(Saved data entries)
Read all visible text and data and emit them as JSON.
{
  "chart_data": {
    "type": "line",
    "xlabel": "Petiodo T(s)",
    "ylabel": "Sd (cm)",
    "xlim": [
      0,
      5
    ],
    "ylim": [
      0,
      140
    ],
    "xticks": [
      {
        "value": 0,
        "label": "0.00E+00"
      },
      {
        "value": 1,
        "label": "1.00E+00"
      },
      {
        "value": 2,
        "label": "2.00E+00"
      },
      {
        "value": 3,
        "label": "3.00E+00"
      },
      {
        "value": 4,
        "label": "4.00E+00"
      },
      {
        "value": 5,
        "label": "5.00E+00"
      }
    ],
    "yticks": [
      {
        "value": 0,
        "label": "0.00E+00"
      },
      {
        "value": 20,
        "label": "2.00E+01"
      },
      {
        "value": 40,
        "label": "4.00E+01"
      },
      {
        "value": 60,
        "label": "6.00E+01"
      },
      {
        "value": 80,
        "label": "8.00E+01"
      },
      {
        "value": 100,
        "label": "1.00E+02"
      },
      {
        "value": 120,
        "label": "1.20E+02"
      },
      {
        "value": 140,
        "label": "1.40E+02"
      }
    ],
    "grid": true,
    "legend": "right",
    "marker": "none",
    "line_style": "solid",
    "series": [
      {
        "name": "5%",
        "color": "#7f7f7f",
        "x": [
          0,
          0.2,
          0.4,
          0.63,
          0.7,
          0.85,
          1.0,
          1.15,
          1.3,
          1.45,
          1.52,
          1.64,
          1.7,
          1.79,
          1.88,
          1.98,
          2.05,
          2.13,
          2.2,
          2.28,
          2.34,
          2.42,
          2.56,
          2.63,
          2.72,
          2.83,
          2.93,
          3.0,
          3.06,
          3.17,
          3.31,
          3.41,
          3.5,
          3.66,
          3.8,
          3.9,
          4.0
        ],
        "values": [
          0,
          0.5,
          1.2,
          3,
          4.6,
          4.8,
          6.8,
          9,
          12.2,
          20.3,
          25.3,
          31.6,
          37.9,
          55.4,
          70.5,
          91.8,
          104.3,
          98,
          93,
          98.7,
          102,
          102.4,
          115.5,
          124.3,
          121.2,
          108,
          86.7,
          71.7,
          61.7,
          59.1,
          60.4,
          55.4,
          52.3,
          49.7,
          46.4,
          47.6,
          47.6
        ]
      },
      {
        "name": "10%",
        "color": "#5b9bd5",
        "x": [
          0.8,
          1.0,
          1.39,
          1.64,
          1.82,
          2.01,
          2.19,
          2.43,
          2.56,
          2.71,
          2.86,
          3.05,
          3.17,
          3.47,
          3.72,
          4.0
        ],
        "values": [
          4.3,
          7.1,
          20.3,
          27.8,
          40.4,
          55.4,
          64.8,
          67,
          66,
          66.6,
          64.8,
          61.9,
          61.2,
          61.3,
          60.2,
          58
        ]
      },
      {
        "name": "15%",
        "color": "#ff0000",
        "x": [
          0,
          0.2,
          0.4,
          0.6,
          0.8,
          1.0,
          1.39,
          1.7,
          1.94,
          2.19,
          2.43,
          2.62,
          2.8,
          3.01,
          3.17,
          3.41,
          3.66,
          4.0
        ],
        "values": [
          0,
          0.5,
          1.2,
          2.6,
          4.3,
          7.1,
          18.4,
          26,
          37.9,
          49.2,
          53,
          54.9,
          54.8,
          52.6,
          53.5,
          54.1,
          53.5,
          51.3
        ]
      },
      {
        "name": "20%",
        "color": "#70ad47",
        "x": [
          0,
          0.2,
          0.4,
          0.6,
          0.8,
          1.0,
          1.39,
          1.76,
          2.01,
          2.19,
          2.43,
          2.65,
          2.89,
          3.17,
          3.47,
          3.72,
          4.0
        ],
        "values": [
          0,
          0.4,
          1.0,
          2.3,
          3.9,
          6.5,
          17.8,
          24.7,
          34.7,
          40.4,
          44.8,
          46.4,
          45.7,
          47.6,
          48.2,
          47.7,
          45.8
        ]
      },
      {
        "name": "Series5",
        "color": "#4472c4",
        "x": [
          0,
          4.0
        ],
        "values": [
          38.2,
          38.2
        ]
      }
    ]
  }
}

[Task brief]
Write out the data exactly as it stands.

[Result of the exercise]
Read all visible text and data and emit them as JSON.
{
  "chart_data": {
    "type": "line",
    "xlabel": "Petiodo T(s)",
    "ylabel": "Sd (cm)",
    "xlim": [
      0,
      5
    ],
    "ylim": [
      0,
      140
    ],
    "xticks": [
      {
        "value": 0,
        "label": "0.00E+00"
      },
      {
        "value": 1,
        "label": "1.00E+00"
      },
      {
        "value": 2,
        "label": "2.00E+00"
      },
      {
        "value": 3,
        "label": "3.00E+00"
      },
      {
        "value": 4,
        "label": "4.00E+00"
      },
      {
        "value": 5,
        "label": "5.00E+00"
      }
    ],
    "yticks": [
      {
        "value": 0,
        "label": "0.00E+00"
      },
      {
        "value": 20,
        "label": "2.00E+01"
      },
      {
        "value": 40,
        "label": "4.00E+01"
      },
      {
        "value": 60,
        "label": "6.00E+01"
      },
      {
        "value": 80,
        "label": "8.00E+01"
      },
      {
        "value": 100,
        "label": "1.00E+02"
      },
      {
        "value": 120,
        "label": "1.20E+02"
      },
      {
        "value": 140,
        "label": "1.40E+02"
      }
    ],
    "grid": true,
    "legend": "right",
    "marker": "none",
    "line_style": "solid",
    "series": [
      {
        "name": "5%",
        "color": "#7f7f7f",
        "x": [
          0,
          0.2,
          0.4,
          0.63,
          0.7,
          0.85,
          1.0,
          1.15,
          1.3,
          1.45,
          1.52,
          1.64,
          1.7,
          1.79,
          1.88,
          1.98,
          2.05,
          2.13,
          2.2,
          2.28,
          2.34,
          2.42,
          2.56,
          2.63,
          2.72,
          2.83,
          2.93,
          3.0,
          3.06,
          3.17,
          3.31,
          3.41,
          3.5,
          3.66,
          3.8,
          3.9,
          4.0
        ],
        "values": [
          0,
          0.5,
          1.2,
          3,
          4.6,
          4.8,
          6.8,
          9,
          12.2,
          20.3,
          25.3,
          31.6,
          37.9,
          55.4,
          70.5,
          91.8,
          104.3,
          98,
          93,
          98.7,
          102,
          102.4,
          115.5,
          124.3,
          121.2,
          108,
          86.7,
          71.7,
          61.7,
          59.1,
          60.4,
          55.4,
          52.3,
          49.7,
          46.4,
          47.6,
          47.6
        ]
      },
      {
        "name": "10%",
        "color": "#5b9bd5",
        "x": [
          0.8,
          1.0,
          1.39,
          1.64,
          1.82,
          2.01,
          2.19,
          2.43,
          2.56,
          2.71,
          2.86,
          3.05,
          3.17,
          3.47,
          3.72,
          4.0
        ],
        "values": [
          4.3,
          7.1,
          20.3,
          27.8,
          40.4,
          55.4,
          64.8,
          67,
          66,
          66.6,
          64.8,
          61.9,
          61.2,
          61.3,
          60.2,
          58
        ]
      },
      {
        "name": "15%",
        "color": "#ff0000",
        "x": [
          0,
          0.2,
          0.4,
          0.6,
          0.8,
          1.0,
          1.39,
          1.7,
          1.94,
          2.19,
          2.43,
          2.62,
          2.8,
          3.01,
          3.17,
          3.41,
          3.66,
          4.0
        ],
        "values": [
          0,
          0.5,
          1.2,
          2.6,
          4.3,
          7.1,
          18.4,
          26,
          37.9,
          49.2,
          53,
          54.9,
          54.8,
          52.6,
          53.5,
          54.1,
          53.5,
          51.3
        ]
      },
      {
        "name": "20%",
        "color": "#70ad47",
        "x": [
          0,
          0.2,
          0.4,
          0.6,
          0.8,
          1.0,
          1.39,
          1.76,
          2.01,
          2.19,
          2.43,
          2.65,
          2.89,
          3.17,
          3.47,
          3.72,
          4.0
        ],
        "values": [
          0,
          0.4,
          1.0,
          2.3,
          3.9,
          6.5,
          17.8,
          24.7,
          34.7,
          40.4,
          44.8,
          46.4,
          45.7,
          47.6,
          48.2,
          47.7,
          45.8
        ]
      },
      {
        "name": "Series5",
        "color": "#4472c4",
        "x": [
          0,
          4.0
        ],
        "values": [
          38.2,
          38.2
        ]
      }
    ]
  }
}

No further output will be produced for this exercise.